> **INSTRUCTIONS FOR THE TASK**
Render the records as a JSON list of strings, one string per line and no blank lines. Begin at the first line of the records and stop after the line that has "y-tick-mark [182, 1010, 198, 1016]".
★ ★ ★ ★ ★ ★ ★
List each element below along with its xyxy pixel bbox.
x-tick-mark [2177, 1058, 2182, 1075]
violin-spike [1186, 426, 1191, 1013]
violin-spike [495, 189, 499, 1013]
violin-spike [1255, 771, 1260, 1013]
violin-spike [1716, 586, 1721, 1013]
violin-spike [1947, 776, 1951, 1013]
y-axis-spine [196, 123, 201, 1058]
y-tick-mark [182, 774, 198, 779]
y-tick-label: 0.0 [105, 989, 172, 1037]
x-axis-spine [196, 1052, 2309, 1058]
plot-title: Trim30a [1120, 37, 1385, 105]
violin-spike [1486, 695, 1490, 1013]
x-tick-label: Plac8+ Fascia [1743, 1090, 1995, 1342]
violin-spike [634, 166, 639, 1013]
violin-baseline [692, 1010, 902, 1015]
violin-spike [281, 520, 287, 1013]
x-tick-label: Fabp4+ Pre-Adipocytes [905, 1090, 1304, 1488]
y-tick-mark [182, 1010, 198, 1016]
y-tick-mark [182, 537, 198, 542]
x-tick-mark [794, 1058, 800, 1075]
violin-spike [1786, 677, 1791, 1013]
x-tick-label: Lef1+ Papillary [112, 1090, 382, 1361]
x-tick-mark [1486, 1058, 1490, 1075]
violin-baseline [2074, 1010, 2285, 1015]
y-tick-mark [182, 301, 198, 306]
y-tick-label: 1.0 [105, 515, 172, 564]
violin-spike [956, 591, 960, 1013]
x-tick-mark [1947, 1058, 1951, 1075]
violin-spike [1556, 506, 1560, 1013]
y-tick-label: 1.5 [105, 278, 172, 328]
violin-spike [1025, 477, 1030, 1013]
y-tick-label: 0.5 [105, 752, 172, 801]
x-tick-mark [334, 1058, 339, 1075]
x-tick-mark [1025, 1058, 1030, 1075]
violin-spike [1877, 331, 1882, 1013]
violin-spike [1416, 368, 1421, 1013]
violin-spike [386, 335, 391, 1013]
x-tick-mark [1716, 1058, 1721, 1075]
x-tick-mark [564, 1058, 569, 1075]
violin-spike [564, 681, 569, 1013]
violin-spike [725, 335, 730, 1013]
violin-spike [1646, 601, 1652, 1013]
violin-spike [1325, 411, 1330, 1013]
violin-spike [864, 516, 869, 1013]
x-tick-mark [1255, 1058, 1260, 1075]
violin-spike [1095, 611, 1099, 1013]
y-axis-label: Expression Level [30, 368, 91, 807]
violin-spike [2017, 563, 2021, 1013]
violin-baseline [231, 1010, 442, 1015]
★ ★ ★ ★ ★ ★ ★
> **TASK OUTPUT**
[
  "List each element below along with its xyxy pixel bbox.",
  "x-tick-mark [2177, 1058, 2182, 1075]",
  "violin-spike [1186, 426, 1191, 1013]",
  "violin-spike [495, 189, 499, 1013]",
  "violin-spike [1255, 771, 1260, 1013]",
  "violin-spike [1716, 586, 1721, 1013]",
  "violin-spike [1947, 776, 1951, 1013]",
  "y-axis-spine [196, 123, 201, 1058]",
  "y-tick-mark [182, 774, 198, 779]",
  "y-tick-label: 0.0 [105, 989, 172, 1037]",
  "x-axis-spine [196, 1052, 2309, 1058]",
  "plot-title: Trim30a [1120, 37, 1385, 105]",
  "violin-spike [1486, 695, 1490, 1013]",
  "x-tick-label: Plac8+ Fascia [1743, 1090, 1995, 1342]",
  "violin-spike [634, 166, 639, 1013]",
  "violin-baseline [692, 1010, 902, 1015]",
  "violin-spike [281, 520, 287, 1013]",
  "x-tick-label: Fabp4+ Pre-Adipocytes [905, 1090, 1304, 1488]",
  "y-tick-mark [182, 1010, 198, 1016]"
]